Task directions: Write the material out again, line by line, exactly as it is.
— start Extracted records —
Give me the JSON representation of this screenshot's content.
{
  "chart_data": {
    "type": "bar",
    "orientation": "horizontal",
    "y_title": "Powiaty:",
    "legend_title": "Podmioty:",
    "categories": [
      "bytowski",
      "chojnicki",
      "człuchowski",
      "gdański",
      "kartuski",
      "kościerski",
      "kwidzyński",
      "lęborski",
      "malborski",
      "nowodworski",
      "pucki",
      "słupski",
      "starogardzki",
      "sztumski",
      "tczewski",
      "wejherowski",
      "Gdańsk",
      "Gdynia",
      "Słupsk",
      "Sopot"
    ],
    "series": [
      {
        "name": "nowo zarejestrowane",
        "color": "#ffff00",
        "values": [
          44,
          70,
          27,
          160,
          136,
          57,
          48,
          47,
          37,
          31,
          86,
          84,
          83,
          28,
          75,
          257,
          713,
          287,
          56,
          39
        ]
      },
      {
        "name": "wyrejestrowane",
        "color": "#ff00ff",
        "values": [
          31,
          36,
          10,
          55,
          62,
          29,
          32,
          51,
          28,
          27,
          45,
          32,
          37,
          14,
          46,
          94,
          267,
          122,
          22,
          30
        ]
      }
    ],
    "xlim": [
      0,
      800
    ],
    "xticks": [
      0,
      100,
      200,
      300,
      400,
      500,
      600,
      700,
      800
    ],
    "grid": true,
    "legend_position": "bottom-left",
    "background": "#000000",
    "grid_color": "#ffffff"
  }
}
— end Extracted records —
Task solution:
Give me the JSON representation of this screenshot's content.
{
  "chart_data": {
    "type": "bar",
    "orientation": "horizontal",
    "y_title": "Powiaty:",
    "legend_title": "Podmioty:",
    "categories": [
      "bytowski",
      "chojnicki",
      "człuchowski",
      "gdański",
      "kartuski",
      "kościerski",
      "kwidzyński",
      "lęborski",
      "malborski",
      "nowodworski",
      "pucki",
      "słupski",
      "starogardzki",
      "sztumski",
      "tczewski",
      "wejherowski",
      "Gdańsk",
      "Gdynia",
      "Słupsk",
      "Sopot"
    ],
    "series": [
      {
        "name": "nowo zarejestrowane",
        "color": "#ffff00",
        "values": [
          44,
          70,
          27,
          160,
          136,
          57,
          48,
          47,
          37,
          31,
          86,
          84,
          83,
          28,
          75,
          257,
          713,
          287,
          56,
          39
        ]
      },
      {
        "name": "wyrejestrowane",
        "color": "#ff00ff",
        "values": [
          31,
          36,
          10,
          55,
          62,
          29,
          32,
          51,
          28,
          27,
          45,
          32,
          37,
          14,
          46,
          94,
          267,
          122,
          22,
          30
        ]
      }
    ],
    "xlim": [
      0,
      800
    ],
    "xticks": [
      0,
      100,
      200,
      300,
      400,
      500,
      600,
      700,
      800
    ],
    "grid": true,
    "legend_position": "bottom-left",
    "background": "#000000",
    "grid_color": "#ffffff"
  }
}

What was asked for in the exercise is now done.